#### TASK MATERIAL:
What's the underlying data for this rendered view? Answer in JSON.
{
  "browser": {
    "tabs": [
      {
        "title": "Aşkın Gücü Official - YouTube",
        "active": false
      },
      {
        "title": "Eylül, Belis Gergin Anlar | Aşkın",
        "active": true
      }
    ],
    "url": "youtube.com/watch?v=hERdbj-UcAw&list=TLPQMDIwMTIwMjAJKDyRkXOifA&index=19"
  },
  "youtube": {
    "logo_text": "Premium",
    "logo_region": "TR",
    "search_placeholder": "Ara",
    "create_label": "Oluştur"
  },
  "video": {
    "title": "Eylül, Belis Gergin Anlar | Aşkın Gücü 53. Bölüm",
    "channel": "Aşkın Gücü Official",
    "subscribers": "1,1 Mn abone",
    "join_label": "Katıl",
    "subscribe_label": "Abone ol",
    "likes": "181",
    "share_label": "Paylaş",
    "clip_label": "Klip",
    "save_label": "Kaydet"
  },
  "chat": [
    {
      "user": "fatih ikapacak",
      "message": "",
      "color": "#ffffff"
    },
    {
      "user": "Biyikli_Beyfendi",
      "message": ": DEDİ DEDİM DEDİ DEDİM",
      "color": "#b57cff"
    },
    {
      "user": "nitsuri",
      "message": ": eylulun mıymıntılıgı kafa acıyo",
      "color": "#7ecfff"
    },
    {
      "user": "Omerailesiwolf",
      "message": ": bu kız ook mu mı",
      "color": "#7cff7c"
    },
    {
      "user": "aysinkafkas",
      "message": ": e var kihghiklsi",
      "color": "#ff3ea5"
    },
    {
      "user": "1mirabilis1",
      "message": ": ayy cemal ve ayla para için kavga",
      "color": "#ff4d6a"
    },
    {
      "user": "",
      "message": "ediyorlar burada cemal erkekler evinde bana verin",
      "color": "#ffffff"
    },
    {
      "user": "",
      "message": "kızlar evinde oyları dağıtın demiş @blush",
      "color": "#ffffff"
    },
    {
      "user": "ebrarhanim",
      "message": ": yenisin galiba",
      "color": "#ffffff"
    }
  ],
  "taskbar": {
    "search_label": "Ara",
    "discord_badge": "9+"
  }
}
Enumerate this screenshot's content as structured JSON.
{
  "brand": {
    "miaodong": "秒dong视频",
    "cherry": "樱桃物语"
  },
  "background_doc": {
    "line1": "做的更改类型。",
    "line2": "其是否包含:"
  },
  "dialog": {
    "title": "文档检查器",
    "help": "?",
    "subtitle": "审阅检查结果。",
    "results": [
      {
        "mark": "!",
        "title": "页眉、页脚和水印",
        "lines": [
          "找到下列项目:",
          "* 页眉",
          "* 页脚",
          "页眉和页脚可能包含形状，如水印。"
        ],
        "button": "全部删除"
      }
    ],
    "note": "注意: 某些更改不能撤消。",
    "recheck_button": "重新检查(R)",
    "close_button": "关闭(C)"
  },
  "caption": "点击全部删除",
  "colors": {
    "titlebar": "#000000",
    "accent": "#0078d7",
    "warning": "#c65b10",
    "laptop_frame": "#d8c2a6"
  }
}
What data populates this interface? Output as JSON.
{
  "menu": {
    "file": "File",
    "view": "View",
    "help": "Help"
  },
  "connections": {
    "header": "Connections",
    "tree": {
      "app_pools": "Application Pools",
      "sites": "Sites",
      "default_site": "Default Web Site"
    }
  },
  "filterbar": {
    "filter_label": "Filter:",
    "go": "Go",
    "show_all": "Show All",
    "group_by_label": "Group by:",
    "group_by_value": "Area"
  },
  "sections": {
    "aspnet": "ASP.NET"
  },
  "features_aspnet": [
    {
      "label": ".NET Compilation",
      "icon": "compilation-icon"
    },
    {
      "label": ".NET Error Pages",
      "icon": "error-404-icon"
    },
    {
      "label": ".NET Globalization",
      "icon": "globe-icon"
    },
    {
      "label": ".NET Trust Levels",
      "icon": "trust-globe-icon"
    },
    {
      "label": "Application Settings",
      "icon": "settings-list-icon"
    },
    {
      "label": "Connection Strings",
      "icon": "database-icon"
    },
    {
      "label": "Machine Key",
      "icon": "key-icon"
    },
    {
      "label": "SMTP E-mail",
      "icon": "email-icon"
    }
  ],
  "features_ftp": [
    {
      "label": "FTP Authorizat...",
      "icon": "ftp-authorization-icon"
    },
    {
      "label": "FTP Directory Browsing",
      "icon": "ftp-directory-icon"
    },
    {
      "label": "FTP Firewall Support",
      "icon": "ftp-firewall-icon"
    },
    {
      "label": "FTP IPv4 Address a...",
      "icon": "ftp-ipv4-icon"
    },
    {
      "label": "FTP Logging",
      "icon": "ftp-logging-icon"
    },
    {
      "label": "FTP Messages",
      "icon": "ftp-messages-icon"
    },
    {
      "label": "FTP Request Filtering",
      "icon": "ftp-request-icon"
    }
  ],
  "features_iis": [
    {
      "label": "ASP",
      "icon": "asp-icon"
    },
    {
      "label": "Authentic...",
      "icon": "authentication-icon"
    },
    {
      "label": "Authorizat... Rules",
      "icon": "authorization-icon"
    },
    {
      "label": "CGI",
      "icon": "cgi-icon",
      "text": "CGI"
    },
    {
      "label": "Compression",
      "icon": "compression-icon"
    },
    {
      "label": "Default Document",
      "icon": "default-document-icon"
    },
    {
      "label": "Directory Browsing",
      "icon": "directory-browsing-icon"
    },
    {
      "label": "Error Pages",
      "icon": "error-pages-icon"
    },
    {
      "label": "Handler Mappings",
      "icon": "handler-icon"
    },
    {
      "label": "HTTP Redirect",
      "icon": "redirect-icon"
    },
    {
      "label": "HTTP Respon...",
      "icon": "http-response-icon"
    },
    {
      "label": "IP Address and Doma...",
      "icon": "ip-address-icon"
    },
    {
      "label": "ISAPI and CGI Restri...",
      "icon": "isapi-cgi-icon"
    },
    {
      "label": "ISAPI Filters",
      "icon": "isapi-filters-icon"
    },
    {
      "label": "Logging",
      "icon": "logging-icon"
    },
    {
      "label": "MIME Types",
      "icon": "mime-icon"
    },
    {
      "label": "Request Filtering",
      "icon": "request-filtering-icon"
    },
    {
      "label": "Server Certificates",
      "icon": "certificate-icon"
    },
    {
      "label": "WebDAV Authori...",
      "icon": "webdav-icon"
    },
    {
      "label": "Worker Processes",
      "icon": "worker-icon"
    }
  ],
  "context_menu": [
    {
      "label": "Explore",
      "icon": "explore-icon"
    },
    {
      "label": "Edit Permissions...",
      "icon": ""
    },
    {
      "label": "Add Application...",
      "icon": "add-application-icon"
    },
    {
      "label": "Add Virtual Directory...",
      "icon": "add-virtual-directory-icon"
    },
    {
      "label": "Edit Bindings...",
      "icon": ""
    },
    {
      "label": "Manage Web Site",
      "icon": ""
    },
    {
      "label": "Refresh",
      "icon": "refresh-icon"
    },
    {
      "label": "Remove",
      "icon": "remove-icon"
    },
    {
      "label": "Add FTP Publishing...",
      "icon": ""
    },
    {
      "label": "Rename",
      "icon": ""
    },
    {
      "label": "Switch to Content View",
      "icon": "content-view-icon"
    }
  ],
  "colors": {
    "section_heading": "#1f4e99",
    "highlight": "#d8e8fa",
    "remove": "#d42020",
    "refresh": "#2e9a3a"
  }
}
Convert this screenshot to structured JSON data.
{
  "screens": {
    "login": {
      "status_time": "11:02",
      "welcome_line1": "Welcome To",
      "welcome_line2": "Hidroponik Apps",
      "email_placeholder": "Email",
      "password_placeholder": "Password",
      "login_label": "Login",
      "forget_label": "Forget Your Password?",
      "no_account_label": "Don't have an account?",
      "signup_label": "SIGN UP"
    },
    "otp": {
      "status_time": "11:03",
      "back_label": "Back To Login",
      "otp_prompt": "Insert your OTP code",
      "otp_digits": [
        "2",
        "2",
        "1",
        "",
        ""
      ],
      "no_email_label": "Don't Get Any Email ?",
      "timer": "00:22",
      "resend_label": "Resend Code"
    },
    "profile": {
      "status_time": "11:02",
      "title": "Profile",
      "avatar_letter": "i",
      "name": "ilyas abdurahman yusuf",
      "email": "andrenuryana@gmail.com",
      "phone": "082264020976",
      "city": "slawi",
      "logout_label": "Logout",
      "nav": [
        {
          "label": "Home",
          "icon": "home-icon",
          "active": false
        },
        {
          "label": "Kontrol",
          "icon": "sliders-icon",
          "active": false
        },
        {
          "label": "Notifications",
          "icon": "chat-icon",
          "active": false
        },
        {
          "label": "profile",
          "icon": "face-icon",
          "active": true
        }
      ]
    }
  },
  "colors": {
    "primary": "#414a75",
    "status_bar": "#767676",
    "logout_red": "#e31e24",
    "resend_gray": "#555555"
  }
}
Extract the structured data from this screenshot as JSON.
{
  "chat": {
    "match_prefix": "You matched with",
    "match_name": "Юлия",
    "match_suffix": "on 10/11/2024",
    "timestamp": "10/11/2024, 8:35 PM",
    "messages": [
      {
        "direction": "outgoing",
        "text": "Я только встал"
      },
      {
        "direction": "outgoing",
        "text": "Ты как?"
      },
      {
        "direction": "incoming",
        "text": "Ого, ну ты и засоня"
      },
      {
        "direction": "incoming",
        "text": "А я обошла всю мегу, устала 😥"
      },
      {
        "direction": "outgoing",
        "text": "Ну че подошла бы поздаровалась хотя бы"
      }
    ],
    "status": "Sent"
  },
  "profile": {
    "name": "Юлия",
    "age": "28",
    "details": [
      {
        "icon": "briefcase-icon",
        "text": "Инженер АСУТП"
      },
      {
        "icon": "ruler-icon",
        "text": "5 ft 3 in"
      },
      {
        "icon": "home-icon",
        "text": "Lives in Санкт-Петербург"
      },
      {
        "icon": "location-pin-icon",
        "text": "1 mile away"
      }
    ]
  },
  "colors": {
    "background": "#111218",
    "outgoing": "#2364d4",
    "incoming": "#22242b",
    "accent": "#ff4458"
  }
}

#### WHAT TO WORK ON:
Return every line holding the word "Edit" from the records.

#### EXERCISE SOLUTION:
      "label": "Edit Permissions...",
      "label": "Edit Bindings...",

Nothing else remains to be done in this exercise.